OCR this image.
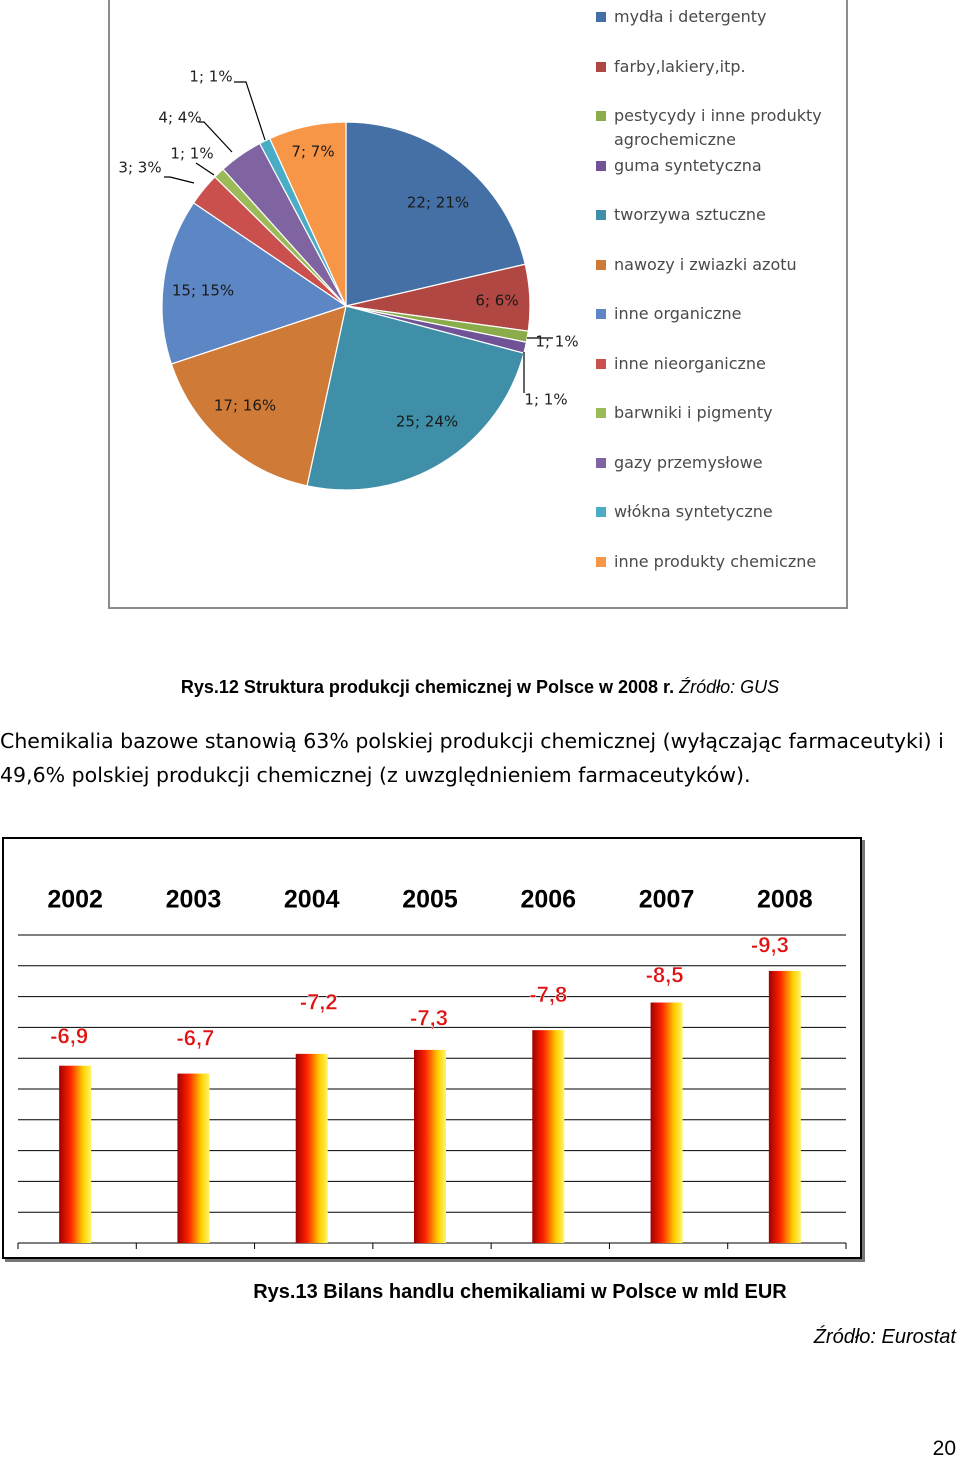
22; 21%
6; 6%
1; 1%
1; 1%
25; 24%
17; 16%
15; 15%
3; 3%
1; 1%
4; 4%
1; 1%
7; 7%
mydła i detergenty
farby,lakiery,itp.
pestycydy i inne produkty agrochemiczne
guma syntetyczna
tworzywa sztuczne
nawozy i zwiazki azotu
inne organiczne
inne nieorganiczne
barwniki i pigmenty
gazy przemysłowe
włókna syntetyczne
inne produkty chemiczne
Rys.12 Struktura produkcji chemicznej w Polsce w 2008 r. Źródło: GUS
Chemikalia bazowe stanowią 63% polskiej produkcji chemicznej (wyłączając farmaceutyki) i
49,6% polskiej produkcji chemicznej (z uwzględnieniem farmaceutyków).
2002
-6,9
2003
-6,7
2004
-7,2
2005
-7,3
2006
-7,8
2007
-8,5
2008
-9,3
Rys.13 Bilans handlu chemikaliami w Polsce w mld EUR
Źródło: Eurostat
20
==========
> [SHORT EXERCISE]
Reproduce each line exactly, please, except for any pictures.

> [EXERCISE SOLUTION]
OCR this image.
22; 21%
6; 6%
1; 1%
1; 1%
25; 24%
17; 16%
15; 15%
3; 3%
1; 1%
4; 4%
1; 1%
7; 7%
mydła i detergenty
farby,lakiery,itp.
pestycydy i inne produkty agrochemiczne
guma syntetyczna
tworzywa sztuczne
nawozy i zwiazki azotu
inne organiczne
inne nieorganiczne
barwniki i pigmenty
gazy przemysłowe
włókna syntetyczne
inne produkty chemiczne
Rys.12 Struktura produkcji chemicznej w Polsce w 2008 r. Źródło: GUS
Chemikalia bazowe stanowią 63% polskiej produkcji chemicznej (wyłączając farmaceutyki) i
49,6% polskiej produkcji chemicznej (z uwzględnieniem farmaceutyków).
2002
-6,9
2003
-6,7
2004
-7,2
2005
-7,3
2006
-7,8
2007
-8,5
2008
-9,3
Rys.13 Bilans handlu chemikaliami w Polsce w mld EUR
Źródło: Eurostat
20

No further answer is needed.